**Work to do**
Scan the records for the string "Интеграция"; copy each line where it occurs.

(Figure content listings)

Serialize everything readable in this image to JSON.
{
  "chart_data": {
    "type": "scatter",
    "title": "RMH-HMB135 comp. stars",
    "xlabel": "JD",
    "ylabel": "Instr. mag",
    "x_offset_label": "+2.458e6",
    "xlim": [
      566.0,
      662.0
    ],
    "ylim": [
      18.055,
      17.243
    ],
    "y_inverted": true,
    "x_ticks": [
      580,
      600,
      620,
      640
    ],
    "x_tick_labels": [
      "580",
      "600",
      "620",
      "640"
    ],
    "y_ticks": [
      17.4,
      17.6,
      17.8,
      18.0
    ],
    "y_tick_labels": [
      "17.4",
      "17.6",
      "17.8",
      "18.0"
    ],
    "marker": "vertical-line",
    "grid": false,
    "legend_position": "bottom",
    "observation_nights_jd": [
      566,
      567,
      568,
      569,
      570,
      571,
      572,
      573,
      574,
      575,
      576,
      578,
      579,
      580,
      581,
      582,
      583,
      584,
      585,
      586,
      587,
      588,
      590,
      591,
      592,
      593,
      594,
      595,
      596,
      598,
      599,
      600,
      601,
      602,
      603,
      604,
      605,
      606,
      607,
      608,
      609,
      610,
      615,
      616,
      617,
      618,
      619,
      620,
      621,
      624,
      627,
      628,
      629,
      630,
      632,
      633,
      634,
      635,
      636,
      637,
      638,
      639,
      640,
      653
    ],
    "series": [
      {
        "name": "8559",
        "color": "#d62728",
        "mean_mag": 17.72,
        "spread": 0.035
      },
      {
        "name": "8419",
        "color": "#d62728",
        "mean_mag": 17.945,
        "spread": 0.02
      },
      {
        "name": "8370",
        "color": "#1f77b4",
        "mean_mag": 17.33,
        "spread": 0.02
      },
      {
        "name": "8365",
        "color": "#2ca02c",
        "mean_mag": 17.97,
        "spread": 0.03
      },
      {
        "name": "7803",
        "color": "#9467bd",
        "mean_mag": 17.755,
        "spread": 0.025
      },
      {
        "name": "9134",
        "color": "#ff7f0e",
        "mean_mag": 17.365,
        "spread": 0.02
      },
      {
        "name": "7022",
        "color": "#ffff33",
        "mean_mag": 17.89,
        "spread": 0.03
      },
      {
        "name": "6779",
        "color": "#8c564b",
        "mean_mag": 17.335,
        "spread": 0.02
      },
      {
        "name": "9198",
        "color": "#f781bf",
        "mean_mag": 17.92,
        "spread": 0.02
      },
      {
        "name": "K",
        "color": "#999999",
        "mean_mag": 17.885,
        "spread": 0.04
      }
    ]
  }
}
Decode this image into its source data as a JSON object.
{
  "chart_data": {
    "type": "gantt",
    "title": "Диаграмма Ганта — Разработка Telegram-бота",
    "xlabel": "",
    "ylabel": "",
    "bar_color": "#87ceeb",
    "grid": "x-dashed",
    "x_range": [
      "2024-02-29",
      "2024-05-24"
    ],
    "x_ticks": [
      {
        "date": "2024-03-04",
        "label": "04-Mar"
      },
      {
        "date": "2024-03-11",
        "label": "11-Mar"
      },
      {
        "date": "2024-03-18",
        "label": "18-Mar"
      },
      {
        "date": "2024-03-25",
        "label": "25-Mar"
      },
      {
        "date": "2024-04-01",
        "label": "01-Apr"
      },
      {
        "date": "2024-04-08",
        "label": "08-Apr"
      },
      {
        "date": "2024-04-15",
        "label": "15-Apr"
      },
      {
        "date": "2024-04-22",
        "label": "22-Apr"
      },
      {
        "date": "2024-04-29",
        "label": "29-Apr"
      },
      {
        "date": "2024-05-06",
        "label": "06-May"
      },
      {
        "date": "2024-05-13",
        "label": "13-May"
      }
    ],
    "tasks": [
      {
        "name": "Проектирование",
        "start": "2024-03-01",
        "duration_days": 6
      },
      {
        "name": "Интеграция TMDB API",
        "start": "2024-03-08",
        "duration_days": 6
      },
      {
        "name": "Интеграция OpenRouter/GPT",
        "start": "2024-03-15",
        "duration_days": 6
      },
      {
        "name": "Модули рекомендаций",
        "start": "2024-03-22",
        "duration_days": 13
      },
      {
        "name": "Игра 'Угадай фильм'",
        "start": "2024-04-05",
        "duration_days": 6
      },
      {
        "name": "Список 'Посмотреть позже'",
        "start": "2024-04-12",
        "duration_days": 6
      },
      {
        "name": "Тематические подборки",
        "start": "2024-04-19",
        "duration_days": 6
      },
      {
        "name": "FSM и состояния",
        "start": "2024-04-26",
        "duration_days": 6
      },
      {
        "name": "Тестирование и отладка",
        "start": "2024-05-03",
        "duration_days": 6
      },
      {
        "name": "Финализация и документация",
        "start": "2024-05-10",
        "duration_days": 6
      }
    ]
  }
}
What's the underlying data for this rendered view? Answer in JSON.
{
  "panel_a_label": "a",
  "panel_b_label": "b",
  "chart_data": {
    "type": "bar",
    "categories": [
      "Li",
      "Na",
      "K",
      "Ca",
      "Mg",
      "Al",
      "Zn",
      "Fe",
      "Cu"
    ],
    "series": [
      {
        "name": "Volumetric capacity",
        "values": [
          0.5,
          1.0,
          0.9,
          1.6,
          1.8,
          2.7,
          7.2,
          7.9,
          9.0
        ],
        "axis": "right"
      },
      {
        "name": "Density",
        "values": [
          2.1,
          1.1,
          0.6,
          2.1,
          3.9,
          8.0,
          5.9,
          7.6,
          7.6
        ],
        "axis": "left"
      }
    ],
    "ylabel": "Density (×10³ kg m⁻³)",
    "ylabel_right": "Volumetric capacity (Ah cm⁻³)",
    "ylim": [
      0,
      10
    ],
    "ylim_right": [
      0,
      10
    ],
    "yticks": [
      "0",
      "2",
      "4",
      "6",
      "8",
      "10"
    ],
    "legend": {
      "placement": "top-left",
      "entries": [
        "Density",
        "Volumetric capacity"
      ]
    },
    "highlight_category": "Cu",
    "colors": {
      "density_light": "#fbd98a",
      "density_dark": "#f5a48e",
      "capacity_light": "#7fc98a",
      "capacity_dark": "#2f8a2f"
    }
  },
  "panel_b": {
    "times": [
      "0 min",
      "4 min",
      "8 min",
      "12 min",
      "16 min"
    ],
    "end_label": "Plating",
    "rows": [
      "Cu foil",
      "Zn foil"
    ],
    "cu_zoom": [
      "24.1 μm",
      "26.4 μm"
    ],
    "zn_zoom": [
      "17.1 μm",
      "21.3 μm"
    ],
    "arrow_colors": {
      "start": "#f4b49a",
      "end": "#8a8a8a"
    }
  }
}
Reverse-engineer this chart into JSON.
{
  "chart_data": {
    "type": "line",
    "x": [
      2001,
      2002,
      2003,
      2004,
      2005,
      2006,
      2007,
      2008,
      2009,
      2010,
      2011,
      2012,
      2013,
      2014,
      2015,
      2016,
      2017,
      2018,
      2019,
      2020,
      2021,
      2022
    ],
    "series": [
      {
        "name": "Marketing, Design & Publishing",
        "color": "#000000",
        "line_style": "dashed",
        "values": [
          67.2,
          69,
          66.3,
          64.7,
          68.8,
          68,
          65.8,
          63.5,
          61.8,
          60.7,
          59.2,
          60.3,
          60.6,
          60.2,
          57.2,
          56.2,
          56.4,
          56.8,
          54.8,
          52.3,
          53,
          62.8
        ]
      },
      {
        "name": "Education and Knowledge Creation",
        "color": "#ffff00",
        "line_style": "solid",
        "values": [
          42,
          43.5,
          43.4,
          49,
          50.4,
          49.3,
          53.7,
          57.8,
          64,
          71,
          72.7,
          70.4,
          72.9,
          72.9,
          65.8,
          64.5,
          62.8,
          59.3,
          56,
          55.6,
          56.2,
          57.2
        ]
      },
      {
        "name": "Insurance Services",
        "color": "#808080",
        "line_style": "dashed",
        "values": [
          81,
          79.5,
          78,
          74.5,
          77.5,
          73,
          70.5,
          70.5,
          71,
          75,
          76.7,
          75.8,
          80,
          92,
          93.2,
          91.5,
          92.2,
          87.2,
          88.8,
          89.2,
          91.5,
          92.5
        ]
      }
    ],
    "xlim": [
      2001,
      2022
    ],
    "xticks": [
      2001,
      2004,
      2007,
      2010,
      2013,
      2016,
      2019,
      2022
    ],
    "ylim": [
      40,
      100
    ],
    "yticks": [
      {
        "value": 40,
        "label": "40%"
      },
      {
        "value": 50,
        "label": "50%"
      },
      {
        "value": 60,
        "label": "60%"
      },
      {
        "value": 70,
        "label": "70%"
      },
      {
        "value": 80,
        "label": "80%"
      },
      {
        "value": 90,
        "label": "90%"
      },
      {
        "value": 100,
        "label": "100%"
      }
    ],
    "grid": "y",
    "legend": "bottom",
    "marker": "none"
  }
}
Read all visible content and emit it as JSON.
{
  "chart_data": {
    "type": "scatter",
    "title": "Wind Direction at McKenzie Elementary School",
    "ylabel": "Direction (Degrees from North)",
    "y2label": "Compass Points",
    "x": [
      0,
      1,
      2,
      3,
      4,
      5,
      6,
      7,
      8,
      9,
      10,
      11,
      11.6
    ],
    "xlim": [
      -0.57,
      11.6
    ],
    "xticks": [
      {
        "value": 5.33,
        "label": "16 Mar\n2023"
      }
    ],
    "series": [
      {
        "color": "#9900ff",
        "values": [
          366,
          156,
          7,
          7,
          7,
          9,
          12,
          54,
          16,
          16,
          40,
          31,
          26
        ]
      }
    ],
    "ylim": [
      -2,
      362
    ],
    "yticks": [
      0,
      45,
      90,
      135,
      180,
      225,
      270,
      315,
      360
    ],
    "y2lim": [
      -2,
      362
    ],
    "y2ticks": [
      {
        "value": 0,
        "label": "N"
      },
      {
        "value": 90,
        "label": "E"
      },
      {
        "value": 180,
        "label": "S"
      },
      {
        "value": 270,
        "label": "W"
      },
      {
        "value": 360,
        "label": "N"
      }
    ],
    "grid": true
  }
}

**Task output**
        "name": "Интеграция TMDB API",
        "name": "Интеграция OpenRouter/GPT",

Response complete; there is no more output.